Report every line from the material that contains the word "instead".

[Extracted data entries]
━━━━

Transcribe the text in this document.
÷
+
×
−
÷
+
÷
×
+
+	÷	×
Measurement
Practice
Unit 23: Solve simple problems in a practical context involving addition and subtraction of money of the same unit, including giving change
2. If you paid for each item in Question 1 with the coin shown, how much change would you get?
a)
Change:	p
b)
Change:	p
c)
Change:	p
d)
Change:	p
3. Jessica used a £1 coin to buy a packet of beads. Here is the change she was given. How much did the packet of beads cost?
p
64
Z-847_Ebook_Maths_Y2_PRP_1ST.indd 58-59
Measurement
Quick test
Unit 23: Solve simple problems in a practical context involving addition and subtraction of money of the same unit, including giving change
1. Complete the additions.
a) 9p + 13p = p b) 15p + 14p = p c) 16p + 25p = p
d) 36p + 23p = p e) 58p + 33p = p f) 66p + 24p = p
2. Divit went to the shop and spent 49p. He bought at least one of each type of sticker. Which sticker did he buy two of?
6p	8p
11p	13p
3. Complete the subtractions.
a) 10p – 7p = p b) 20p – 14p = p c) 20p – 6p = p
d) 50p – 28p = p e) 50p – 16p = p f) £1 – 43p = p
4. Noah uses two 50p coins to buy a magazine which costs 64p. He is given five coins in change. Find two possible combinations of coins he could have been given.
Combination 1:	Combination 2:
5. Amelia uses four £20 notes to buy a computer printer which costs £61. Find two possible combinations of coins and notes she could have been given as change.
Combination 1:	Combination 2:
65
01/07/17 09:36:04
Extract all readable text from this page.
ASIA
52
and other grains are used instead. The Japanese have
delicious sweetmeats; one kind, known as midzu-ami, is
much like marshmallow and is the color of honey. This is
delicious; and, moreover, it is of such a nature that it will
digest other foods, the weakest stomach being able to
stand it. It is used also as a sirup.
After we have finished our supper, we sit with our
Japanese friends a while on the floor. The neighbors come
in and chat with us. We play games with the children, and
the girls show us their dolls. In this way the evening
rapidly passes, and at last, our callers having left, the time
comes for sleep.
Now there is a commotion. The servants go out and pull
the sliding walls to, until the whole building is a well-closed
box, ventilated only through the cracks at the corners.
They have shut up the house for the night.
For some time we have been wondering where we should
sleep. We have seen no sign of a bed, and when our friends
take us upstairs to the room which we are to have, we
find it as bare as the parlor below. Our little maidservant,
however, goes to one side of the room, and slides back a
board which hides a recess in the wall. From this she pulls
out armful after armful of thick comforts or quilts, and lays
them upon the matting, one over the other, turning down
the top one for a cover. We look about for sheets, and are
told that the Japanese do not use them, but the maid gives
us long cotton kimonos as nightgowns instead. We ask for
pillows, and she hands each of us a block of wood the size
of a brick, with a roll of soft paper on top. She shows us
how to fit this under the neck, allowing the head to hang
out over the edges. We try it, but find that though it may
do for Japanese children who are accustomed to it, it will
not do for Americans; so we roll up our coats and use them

━━━━

Answer:
and other grains are used instead. The Japanese have
us long cotton kimonos as nightgowns instead. We ask for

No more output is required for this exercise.